- **PROBLEM DESCRIPTION**
Return each line containing the string "open".

[MATERIAL TO PROCESS start]

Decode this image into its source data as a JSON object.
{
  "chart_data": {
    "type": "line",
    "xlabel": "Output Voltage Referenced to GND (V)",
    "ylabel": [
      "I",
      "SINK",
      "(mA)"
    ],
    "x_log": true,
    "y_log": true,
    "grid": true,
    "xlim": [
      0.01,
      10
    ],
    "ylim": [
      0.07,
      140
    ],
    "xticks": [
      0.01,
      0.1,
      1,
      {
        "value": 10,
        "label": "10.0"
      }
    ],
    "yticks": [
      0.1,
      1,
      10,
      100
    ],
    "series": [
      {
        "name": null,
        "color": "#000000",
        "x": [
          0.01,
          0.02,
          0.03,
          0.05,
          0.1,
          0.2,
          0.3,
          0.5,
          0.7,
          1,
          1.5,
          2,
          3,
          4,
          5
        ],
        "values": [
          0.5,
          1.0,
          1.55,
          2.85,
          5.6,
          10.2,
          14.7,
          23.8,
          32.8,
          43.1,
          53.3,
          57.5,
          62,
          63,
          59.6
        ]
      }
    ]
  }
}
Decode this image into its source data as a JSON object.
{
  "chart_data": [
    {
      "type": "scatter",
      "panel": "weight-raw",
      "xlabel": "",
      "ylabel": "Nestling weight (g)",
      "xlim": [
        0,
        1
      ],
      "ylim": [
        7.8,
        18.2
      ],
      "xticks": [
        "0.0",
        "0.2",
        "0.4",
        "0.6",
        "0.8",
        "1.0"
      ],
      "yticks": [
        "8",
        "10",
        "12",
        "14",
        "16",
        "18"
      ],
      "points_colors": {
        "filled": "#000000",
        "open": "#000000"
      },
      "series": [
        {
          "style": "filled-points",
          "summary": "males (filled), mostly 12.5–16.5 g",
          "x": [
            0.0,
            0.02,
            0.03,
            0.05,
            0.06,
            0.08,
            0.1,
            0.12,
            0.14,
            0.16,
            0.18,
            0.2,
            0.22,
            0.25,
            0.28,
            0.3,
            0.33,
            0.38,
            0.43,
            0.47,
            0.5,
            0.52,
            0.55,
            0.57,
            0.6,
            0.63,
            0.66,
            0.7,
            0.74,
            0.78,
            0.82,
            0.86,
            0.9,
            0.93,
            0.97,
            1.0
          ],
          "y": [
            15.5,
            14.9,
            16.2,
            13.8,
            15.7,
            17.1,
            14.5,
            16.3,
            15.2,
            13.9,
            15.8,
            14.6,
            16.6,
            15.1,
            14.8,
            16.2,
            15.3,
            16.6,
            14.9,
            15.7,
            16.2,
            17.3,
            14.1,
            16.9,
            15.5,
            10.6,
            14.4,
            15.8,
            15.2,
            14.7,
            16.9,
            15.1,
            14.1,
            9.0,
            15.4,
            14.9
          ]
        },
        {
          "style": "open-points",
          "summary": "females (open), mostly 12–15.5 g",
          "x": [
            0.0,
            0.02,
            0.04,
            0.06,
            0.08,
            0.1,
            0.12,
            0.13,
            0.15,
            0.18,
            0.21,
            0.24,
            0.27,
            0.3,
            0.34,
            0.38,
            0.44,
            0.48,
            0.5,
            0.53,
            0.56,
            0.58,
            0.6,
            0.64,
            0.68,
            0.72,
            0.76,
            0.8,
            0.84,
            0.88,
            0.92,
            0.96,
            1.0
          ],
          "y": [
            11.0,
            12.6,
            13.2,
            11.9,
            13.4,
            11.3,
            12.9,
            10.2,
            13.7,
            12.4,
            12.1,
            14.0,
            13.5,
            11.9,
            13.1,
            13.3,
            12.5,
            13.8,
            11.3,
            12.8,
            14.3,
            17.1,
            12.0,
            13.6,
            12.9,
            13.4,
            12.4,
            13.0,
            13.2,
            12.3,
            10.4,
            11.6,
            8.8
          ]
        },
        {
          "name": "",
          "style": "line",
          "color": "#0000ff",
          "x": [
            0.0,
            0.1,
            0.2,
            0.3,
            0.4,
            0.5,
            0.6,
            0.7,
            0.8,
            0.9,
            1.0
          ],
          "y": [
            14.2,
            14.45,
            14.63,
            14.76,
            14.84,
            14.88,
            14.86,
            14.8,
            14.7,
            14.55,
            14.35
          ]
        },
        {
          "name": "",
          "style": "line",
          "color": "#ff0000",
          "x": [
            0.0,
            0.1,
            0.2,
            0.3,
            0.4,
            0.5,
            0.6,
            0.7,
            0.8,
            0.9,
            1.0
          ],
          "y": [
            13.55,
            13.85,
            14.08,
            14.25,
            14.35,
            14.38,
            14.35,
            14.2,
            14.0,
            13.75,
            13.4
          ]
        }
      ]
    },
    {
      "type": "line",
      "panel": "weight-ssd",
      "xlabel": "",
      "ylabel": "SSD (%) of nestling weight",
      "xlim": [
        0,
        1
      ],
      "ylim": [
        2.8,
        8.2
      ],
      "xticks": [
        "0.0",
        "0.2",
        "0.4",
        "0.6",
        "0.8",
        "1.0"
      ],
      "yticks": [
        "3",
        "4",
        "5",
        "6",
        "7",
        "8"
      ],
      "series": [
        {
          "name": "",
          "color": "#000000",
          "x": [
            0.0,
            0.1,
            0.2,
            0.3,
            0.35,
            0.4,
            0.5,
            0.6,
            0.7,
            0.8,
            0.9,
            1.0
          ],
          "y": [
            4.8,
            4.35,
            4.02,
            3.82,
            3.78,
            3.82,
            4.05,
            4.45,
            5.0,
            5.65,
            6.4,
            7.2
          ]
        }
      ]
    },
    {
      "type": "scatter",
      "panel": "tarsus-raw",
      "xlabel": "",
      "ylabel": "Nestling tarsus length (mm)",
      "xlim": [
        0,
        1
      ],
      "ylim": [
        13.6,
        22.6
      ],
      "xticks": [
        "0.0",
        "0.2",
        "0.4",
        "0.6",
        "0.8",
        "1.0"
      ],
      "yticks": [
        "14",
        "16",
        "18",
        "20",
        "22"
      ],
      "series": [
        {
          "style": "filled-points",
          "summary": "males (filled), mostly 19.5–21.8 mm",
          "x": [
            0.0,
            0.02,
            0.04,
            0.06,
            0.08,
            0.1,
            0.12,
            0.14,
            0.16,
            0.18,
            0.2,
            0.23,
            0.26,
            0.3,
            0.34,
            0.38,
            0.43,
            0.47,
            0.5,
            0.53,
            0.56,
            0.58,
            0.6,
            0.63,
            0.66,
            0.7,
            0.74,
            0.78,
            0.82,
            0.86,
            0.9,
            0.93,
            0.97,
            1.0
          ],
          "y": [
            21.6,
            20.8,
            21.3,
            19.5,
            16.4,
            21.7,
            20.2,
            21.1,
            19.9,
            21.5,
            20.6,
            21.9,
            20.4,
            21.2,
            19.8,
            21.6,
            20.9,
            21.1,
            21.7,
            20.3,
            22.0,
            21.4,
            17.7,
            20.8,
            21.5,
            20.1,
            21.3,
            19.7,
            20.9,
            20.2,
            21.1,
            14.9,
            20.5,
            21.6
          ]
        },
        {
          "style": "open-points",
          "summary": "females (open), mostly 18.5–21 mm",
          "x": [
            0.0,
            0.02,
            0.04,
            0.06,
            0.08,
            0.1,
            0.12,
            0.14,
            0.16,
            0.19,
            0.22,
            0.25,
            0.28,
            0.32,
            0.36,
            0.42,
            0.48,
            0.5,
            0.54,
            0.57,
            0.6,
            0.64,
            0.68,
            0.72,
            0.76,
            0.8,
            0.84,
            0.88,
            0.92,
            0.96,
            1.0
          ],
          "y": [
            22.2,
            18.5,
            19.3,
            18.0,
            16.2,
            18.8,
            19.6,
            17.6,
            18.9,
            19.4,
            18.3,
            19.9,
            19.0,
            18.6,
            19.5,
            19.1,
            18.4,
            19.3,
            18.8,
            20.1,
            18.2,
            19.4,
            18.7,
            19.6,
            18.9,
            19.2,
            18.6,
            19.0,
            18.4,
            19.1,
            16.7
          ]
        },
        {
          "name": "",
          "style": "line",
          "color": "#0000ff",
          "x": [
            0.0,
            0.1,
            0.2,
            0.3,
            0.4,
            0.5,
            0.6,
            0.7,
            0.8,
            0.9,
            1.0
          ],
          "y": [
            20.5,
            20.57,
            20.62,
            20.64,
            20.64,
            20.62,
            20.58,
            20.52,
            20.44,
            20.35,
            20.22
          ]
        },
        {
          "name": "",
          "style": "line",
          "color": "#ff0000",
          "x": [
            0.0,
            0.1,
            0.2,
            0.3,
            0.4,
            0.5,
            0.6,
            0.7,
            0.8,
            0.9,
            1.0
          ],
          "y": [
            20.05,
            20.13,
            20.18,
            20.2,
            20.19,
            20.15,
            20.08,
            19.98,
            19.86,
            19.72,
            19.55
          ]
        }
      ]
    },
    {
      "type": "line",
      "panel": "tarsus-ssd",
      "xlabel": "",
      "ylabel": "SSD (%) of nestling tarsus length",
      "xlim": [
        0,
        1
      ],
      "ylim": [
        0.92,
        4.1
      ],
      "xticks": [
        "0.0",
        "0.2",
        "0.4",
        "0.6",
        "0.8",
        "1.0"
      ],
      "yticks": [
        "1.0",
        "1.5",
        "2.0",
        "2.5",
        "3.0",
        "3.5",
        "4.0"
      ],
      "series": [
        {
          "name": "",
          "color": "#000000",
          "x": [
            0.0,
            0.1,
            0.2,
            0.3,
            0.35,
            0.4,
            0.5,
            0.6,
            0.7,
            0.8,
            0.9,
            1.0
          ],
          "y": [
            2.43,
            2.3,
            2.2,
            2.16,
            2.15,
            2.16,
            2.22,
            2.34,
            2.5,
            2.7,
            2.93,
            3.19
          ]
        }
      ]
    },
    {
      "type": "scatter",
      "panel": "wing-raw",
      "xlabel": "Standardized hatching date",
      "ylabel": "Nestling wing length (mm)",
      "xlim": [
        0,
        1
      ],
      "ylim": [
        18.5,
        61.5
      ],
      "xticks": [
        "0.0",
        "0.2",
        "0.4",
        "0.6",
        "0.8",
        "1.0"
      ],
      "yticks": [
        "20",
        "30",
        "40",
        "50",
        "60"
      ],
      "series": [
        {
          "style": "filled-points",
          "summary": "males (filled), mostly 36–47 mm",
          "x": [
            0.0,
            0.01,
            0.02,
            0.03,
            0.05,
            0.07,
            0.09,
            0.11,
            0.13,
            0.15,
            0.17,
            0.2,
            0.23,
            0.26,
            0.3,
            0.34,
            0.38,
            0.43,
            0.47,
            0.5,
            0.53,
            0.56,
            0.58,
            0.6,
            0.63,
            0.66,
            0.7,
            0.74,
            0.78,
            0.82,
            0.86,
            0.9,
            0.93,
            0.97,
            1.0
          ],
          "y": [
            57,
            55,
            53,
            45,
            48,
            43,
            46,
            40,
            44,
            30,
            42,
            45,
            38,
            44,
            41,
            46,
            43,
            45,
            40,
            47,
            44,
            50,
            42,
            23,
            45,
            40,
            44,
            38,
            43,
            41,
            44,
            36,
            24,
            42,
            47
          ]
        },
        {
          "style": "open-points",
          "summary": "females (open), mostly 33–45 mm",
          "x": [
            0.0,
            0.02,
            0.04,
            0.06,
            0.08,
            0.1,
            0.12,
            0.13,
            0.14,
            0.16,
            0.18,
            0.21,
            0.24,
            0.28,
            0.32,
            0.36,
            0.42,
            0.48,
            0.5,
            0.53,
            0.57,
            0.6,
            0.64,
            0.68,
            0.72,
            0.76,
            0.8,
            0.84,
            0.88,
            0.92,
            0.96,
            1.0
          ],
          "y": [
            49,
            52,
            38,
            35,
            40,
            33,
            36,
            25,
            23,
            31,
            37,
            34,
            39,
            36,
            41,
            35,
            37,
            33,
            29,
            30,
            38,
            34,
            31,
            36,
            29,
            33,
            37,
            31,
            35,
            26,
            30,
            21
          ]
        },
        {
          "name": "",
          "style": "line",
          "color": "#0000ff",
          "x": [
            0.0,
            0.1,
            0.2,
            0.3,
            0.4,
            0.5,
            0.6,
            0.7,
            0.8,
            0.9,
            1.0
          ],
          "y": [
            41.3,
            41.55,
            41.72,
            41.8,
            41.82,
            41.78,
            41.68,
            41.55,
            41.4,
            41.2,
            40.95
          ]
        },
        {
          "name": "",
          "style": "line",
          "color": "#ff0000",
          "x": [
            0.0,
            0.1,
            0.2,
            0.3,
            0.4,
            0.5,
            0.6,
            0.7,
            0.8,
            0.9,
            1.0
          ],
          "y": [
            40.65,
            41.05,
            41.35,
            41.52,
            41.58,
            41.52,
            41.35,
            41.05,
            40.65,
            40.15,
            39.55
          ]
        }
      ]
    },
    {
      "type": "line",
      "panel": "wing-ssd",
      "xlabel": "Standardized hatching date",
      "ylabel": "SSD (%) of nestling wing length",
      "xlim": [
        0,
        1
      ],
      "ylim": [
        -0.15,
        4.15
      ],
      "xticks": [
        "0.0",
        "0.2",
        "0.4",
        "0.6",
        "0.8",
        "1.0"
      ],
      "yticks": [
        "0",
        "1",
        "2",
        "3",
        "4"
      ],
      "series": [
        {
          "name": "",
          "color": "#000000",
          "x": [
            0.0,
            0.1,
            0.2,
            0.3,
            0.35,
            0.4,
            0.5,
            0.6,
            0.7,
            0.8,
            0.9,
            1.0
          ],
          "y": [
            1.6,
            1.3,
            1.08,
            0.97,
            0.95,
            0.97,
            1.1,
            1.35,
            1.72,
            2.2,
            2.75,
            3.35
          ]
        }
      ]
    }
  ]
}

[MATERIAL TO PROCESS end]

- **RESPONSE**
        "open": "#000000"
          "style": "open-points",
          "summary": "females (open), mostly 12–15.5 g",
          "style": "open-points",
          "summary": "females (open), mostly 18.5–21 mm",
          "style": "open-points",
          "summary": "females (open), mostly 33–45 mm",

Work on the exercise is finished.